• [Do this]:
Write the data out again exactly, with no pictures.
++++
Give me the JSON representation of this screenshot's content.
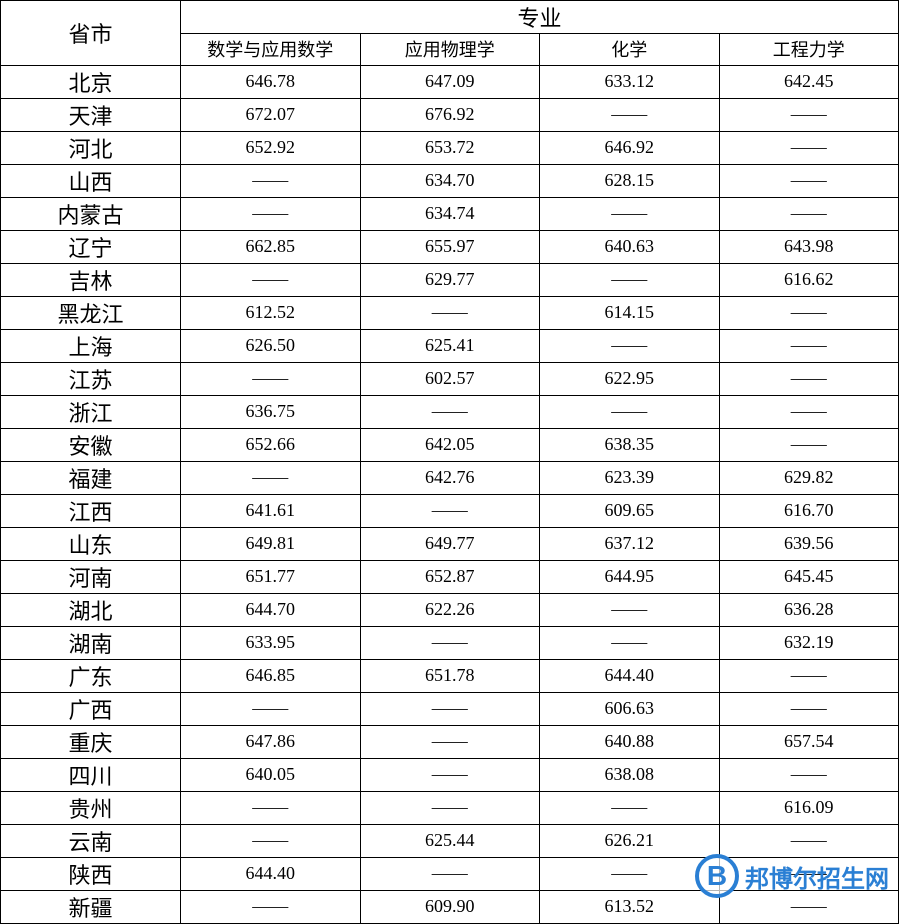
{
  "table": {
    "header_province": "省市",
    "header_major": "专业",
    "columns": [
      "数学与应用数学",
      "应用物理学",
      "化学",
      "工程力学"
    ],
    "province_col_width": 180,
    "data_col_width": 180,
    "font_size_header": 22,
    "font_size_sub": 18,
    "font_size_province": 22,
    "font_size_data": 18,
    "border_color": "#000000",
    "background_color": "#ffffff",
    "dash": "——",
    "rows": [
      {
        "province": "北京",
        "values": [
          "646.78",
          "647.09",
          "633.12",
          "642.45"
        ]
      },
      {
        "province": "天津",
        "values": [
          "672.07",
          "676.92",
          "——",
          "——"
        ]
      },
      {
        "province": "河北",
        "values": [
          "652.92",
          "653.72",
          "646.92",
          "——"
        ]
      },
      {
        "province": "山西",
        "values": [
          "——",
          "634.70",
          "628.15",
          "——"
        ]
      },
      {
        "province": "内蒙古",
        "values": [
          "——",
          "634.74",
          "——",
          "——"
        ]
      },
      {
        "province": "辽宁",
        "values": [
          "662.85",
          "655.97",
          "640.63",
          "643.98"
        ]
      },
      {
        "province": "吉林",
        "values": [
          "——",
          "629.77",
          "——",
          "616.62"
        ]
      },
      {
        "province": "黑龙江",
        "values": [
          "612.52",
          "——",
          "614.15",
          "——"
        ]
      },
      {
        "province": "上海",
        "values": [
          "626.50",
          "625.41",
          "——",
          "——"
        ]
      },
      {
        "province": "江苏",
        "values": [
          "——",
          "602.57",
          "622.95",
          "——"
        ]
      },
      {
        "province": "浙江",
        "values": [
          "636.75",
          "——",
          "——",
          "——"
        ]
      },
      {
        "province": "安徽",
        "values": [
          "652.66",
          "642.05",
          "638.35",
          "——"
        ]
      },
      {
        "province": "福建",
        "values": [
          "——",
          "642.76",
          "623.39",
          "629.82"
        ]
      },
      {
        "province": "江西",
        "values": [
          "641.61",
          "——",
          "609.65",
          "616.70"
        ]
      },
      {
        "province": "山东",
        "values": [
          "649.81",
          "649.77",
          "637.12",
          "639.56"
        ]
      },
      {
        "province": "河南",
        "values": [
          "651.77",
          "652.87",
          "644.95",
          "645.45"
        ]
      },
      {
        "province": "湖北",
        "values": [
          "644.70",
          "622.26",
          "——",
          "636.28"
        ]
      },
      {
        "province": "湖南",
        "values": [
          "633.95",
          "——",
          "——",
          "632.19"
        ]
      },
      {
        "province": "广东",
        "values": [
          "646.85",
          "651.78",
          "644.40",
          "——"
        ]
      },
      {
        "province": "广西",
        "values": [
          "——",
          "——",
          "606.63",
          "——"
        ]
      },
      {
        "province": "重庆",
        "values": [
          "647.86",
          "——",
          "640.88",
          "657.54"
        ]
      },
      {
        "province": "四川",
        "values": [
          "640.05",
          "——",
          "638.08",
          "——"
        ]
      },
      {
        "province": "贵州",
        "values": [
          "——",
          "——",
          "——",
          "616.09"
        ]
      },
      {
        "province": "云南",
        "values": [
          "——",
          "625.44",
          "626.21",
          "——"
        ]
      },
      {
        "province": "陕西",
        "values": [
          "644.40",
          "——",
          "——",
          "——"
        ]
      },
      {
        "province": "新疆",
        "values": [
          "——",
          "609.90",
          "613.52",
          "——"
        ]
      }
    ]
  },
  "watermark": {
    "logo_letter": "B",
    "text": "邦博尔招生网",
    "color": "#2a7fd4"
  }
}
++++
• [Solution]:
Give me the JSON representation of this screenshot's content.
{
  "table": {
    "header_province": "省市",
    "header_major": "专业",
    "columns": [
      "数学与应用数学",
      "应用物理学",
      "化学",
      "工程力学"
    ],
    "province_col_width": 180,
    "data_col_width": 180,
    "font_size_header": 22,
    "font_size_sub": 18,
    "font_size_province": 22,
    "font_size_data": 18,
    "border_color": "#000000",
    "background_color": "#ffffff",
    "dash": "——",
    "rows": [
      {
        "province": "北京",
        "values": [
          "646.78",
          "647.09",
          "633.12",
          "642.45"
        ]
      },
      {
        "province": "天津",
        "values": [
          "672.07",
          "676.92",
          "——",
          "——"
        ]
      },
      {
        "province": "河北",
        "values": [
          "652.92",
          "653.72",
          "646.92",
          "——"
        ]
      },
      {
        "province": "山西",
        "values": [
          "——",
          "634.70",
          "628.15",
          "——"
        ]
      },
      {
        "province": "内蒙古",
        "values": [
          "——",
          "634.74",
          "——",
          "——"
        ]
      },
      {
        "province": "辽宁",
        "values": [
          "662.85",
          "655.97",
          "640.63",
          "643.98"
        ]
      },
      {
        "province": "吉林",
        "values": [
          "——",
          "629.77",
          "——",
          "616.62"
        ]
      },
      {
        "province": "黑龙江",
        "values": [
          "612.52",
          "——",
          "614.15",
          "——"
        ]
      },
      {
        "province": "上海",
        "values": [
          "626.50",
          "625.41",
          "——",
          "——"
        ]
      },
      {
        "province": "江苏",
        "values": [
          "——",
          "602.57",
          "622.95",
          "——"
        ]
      },
      {
        "province": "浙江",
        "values": [
          "636.75",
          "——",
          "——",
          "——"
        ]
      },
      {
        "province": "安徽",
        "values": [
          "652.66",
          "642.05",
          "638.35",
          "——"
        ]
      },
      {
        "province": "福建",
        "values": [
          "——",
          "642.76",
          "623.39",
          "629.82"
        ]
      },
      {
        "province": "江西",
        "values": [
          "641.61",
          "——",
          "609.65",
          "616.70"
        ]
      },
      {
        "province": "山东",
        "values": [
          "649.81",
          "649.77",
          "637.12",
          "639.56"
        ]
      },
      {
        "province": "河南",
        "values": [
          "651.77",
          "652.87",
          "644.95",
          "645.45"
        ]
      },
      {
        "province": "湖北",
        "values": [
          "644.70",
          "622.26",
          "——",
          "636.28"
        ]
      },
      {
        "province": "湖南",
        "values": [
          "633.95",
          "——",
          "——",
          "632.19"
        ]
      },
      {
        "province": "广东",
        "values": [
          "646.85",
          "651.78",
          "644.40",
          "——"
        ]
      },
      {
        "province": "广西",
        "values": [
          "——",
          "——",
          "606.63",
          "——"
        ]
      },
      {
        "province": "重庆",
        "values": [
          "647.86",
          "——",
          "640.88",
          "657.54"
        ]
      },
      {
        "province": "四川",
        "values": [
          "640.05",
          "——",
          "638.08",
          "——"
        ]
      },
      {
        "province": "贵州",
        "values": [
          "——",
          "——",
          "——",
          "616.09"
        ]
      },
      {
        "province": "云南",
        "values": [
          "——",
          "625.44",
          "626.21",
          "——"
        ]
      },
      {
        "province": "陕西",
        "values": [
          "644.40",
          "——",
          "——",
          "——"
        ]
      },
      {
        "province": "新疆",
        "values": [
          "——",
          "609.90",
          "613.52",
          "——"
        ]
      }
    ]
  },
  "watermark": {
    "logo_letter": "B",
    "text": "邦博尔招生网",
    "color": "#2a7fd4"
  }
}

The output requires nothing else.